■ **Set task A**
Copy the listing word for word, from its first line through the line containing "left-column [65,192,481,1053]".

■ **Source document**

◇ ◇ ◇

OS/2 was the best OS ever. It worked for me without any problems whatsoever. I only stopped using it as nobody ever sold OS/2 versions of their software. It made me smile when years later, whilst on holiday, I spotted the Italian railway were still using it.
AMEN my friend! VERY well stated! 👍🏻
I started using OS/2 in 1995 (Warp 3) and VERY reluctantly had to switch to Windoze 98 in 2000. Using "Merlin" (Warp 4) until then.
Now, I am building a dedicated OS/2 machine that will have Warp 3 and Warp 4 on it, utilizing "Dual Boot".
It's fitting for this channel that the one video where nothing went wrong is the macOS Ventura Developer Beta installation.
Had "MS-DOS 6.22 Upgrade" on 3 floppies back in the day. To install without having any prior DOS you had to boot the installer disk, exit to the command prompt, partition and format your HDD (with all mandatory reboots), and then do sys a: c: -- after that it would "upgrade" from the barebones DOS (guess it used 6.20 for the installer) to the full 6.22 thing. Fun times 😸
3 years watching this channel I can finally say the this is my go to "Everything Goes Wrong.." channel 🙂
My father was very enthusiastic about OS/2 Warp back in the 90s. I think there were three of us at my high school who used it. I loved it.
The format command is found inside the Win9x folder on the Windows ME disc. Same for 98 (Win98 folder) and 95 too I believe.
there's also a bunch of stuff in the TOOLS\OLDMSDOS folder
You like it when you see "but Everything Goes Wrong", you already know this is gonna be a wild video. And you already know it's gonna be a good one.
Your right mate!
I just want to say, my 3 year old watches your videos and just listens to your voice. He finds it soothing and it helps put him to sleep. I on the other hand love watching your videos.
That's a bit weird ngl...
@@aideno516 how
OS/2 Warp 3.0 came out around the time a 2GB hard drive was massive. So, that pretty much explains that.
I am sorry, I meant to leave a comment on your last os2 video. Os2 is quite tricky to install. It x requires a boot partition and an active partition. I think the boot partition has to be below 1024 sectors, although it was 30 years ago I installed my 2.1 version.
You do need to restart after deleting the partitions. It is ms frisk which is corrupting the table, as os2 will not recognise the ms structure, which frisk adds on loading.
Oh, by the way, Windows me did not use a full dos kernel, and did not have format in the kernel, like true dose versions did.
Good luck.

◇ ◇ ◇

■ **Materials provided**
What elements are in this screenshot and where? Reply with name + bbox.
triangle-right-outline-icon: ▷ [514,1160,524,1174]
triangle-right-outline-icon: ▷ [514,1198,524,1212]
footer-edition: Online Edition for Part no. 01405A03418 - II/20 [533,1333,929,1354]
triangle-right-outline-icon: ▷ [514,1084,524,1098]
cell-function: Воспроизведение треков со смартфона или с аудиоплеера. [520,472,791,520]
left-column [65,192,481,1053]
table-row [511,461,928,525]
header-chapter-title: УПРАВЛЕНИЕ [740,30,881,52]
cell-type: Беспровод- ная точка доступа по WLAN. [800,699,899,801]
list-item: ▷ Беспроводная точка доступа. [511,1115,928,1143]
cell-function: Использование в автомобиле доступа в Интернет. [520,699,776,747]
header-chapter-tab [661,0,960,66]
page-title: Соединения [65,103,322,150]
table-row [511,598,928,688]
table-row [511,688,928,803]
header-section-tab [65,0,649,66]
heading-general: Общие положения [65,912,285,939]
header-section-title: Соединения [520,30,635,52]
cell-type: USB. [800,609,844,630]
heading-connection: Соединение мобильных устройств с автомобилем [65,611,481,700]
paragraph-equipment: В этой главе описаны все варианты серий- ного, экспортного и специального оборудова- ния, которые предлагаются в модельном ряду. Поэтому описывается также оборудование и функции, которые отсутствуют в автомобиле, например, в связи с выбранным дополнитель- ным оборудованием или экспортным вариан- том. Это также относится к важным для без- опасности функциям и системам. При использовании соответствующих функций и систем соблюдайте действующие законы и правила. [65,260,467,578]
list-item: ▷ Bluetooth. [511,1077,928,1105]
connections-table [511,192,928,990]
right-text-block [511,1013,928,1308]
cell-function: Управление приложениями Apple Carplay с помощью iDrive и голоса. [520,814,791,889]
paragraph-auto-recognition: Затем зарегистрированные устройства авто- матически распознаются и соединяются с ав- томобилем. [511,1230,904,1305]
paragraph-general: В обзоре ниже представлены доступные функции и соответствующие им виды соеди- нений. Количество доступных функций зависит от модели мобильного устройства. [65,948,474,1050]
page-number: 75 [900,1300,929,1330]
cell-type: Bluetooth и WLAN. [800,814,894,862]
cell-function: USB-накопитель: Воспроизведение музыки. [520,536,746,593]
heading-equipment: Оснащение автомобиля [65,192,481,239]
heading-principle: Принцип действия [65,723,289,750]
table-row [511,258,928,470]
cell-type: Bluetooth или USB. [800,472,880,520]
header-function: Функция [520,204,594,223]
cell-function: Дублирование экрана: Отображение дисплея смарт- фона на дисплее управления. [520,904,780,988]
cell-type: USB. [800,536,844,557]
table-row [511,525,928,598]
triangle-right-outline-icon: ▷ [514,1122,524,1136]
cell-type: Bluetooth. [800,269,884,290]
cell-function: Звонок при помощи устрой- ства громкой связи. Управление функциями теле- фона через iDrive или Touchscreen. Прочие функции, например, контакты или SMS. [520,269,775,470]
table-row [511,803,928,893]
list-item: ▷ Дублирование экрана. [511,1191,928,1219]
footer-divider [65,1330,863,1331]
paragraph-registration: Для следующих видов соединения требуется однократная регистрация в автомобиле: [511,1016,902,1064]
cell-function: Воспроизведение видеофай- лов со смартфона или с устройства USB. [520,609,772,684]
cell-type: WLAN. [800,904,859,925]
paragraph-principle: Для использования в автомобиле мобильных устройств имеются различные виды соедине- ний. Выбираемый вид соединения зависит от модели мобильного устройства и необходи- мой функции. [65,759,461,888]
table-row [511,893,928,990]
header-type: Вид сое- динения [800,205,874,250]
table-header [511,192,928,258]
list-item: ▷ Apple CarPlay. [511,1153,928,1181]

◇ ◇ ◇

■ **Set task B**
Carry the OS/2 comment thread forward from its last comment.

■ **Written answer A**
What elements are in this screenshot and where? Reply with name + bbox.
triangle-right-outline-icon: ▷ [514,1160,524,1174]
triangle-right-outline-icon: ▷ [514,1198,524,1212]
footer-edition: Online Edition for Part no. 01405A03418 - II/20 [533,1333,929,1354]
triangle-right-outline-icon: ▷ [514,1084,524,1098]
cell-function: Воспроизведение треков со смартфона или с аудиоплеера. [520,472,791,520]
left-column [65,192,481,1053]

■ **Written answer B**
What size VM hard disk did you use because I feel like your hard disk in the Packard bell might be too big. Most older operating systems cannot utilize disks larger than 1gb and most often its being read from the bios partition table. Hope this helps. Even windows 95 first revision cannot access disks larger than 1gb. I think it was the second revision when they added FAT32 support. Source: I used to be a IT hardware technician
IIRC it was under 1GB. And yeah that's the conclusion that I came to by the end of the video as well. This Packard Bell is 2 years newer than Warp 3 so its hard drive is larger than what you would've gotten on a PC from '94.
The main limit with older-ish DOS versions is 2 gigabytes per partition. Beyond 2GB you need FAT32 but the newer versions will default to FAT32 for anything over 512MB. To force FAT16 you need to choose no when it asks about large disk support. When you chose 750 megabytes I just knew it wouldn't work.
Also due to CHS nonsense you will likely have the best chances of success if you stay in the first 504 megabytes of the drive.
@@MichaelMJD you show in FDISK @19:49 that the drive is 4112 MB in size. Definitely larger that the 504 MB maximum at release. If you look at the geometry that the drive is using, and keep the C partition 1023 cylinders or less you should be able to install and have the drive recognized by DOS 5 or OS/2. There are fixpacks that added enhancements to the driver that you can use instead of what came with the original GA release.
I believe, but not sure, you can use the rest of the drive as HPFS with the original drivers.
Lastly, yes the transition to large drives was painful, we use Ontrack drivers for DOS to support large disks.
@@MichaelMJD I just found out that today Microsoft retired the last version of Internet Explorer (Internet Explorer 11) (RIP Internet Explorer 1995 - June 15th, 2022)
Michael,
Out of all the computer videos that I have watched on your channel I think that THIS ONE was DEFINITELY the most entertaining because of all the trouble that you went through just to TRY to get OS2 installed on the Packard Bell🤣🤣😂😂. I think that even YOU would agree that some of the installation process was pretty FUNNY
too💻🤣😂. I’m glad that you DID FINALLY get OS2 installed through a virtual machine and YES it was good that after all that FRUSTRATION😤 that you were able to demonstrate
OS2💻🙏🏻. Thanks for another great video and hopefully the next one will be a lot LESS frustrating😮💨👍🏻.
Man, thanks to MJD I started watching dankpods, and just as I finished binge watching his content mjd posts a video.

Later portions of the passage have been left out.